# Work to complete
Write out each line beneath this one exactly as it reads.

— Start Data to use —

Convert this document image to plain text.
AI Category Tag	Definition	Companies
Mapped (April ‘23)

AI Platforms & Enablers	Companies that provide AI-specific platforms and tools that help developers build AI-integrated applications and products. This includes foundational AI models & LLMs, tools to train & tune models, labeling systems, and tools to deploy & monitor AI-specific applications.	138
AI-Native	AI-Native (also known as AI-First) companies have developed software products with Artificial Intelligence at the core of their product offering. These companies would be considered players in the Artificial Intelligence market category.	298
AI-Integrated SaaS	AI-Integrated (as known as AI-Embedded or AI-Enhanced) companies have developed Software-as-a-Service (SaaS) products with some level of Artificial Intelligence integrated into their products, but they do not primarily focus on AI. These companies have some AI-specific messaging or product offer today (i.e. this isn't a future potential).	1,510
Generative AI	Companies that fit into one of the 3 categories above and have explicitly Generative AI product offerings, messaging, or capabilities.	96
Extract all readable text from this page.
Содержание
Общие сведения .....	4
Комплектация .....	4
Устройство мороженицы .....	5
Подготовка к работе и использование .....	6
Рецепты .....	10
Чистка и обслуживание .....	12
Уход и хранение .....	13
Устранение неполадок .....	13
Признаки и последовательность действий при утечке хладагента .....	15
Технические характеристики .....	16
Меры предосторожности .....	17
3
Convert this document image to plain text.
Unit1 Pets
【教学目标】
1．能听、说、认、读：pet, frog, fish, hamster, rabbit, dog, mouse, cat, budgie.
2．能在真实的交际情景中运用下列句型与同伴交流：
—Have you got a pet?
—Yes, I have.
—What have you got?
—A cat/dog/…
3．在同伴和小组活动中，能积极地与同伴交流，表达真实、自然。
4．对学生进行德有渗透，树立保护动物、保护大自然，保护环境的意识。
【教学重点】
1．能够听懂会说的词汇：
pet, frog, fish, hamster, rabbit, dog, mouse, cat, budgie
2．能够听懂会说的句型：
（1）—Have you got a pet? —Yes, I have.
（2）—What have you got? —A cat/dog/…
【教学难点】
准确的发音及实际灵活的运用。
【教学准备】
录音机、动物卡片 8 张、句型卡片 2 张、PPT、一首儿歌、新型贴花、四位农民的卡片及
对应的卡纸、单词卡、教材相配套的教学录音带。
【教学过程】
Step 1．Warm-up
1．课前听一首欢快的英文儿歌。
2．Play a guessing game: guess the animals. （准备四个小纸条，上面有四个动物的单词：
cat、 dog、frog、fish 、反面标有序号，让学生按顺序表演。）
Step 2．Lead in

— End Data to use —

# Solution
Convert this document image to plain text.
AI Category Tag	Definition	Companies
Mapped (April ‘23)

AI Platforms & Enablers	Companies that provide AI-specific platforms and tools that help developers build AI-integrated applications and products. This includes foundational AI models & LLMs, tools to train & tune models, labeling systems, and tools to deploy & monitor AI-specific applications.	138
AI-Native	AI-Native (also known as AI-First) companies have developed software products with Artificial Intelligence at the core of their product offering. These companies would be considered players in the Artificial Intelligence market category.	298
AI-Integrated SaaS	AI-Integrated (as known as AI-Embedded or AI-Enhanced) companies have developed Software-as-a-Service (SaaS) products with some level of Artificial Intelligence integrated into their products, but they do not primarily focus on AI. These companies have some AI-specific messaging or product offer today (i.e. this isn't a future potential).	1,510
Generative AI	Companies that fit into one of the 3 categories above and have explicitly Generative AI product offerings, messaging, or capabilities.	96
Extract all readable text from this page.
Содержание
Общие сведения .....	4
Комплектация .....	4
Устройство мороженицы .....	5
Подготовка к работе и использование .....	6
Рецепты .....	10
Чистка и обслуживание .....	12
Уход и хранение .....	13
Устранение неполадок .....	13
Признаки и последовательность действий при утечке хладагента .....	15
Технические характеристики .....	16
Меры предосторожности .....	17
3
Convert this document image to plain text.
Unit1 Pets
【教学目标】
1．能听、说、认、读：pet, frog, fish, hamster, rabbit, dog, mouse, cat, budgie.
2．能在真实的交际情景中运用下列句型与同伴交流：
—Have you got a pet?
—Yes, I have.
—What have you got?
—A cat/dog/…
3．在同伴和小组活动中，能积极地与同伴交流，表达真实、自然。
4．对学生进行德有渗透，树立保护动物、保护大自然，保护环境的意识。
【教学重点】
1．能够听懂会说的词汇：
pet, frog, fish, hamster, rabbit, dog, mouse, cat, budgie
2．能够听懂会说的句型：
（1）—Have you got a pet? —Yes, I have.
（2）—What have you got? —A cat/dog/…
【教学难点】
准确的发音及实际灵活的运用。
【教学准备】
录音机、动物卡片 8 张、句型卡片 2 张、PPT、一首儿歌、新型贴花、四位农民的卡片及
对应的卡纸、单词卡、教材相配套的教学录音带。
【教学过程】
Step 1．Warm-up
1．课前听一首欢快的英文儿歌。
2．Play a guessing game: guess the animals. （准备四个小纸条，上面有四个动物的单词：
cat、 dog、frog、fish 、反面标有序号，让学生按顺序表演。）
Step 2．Lead in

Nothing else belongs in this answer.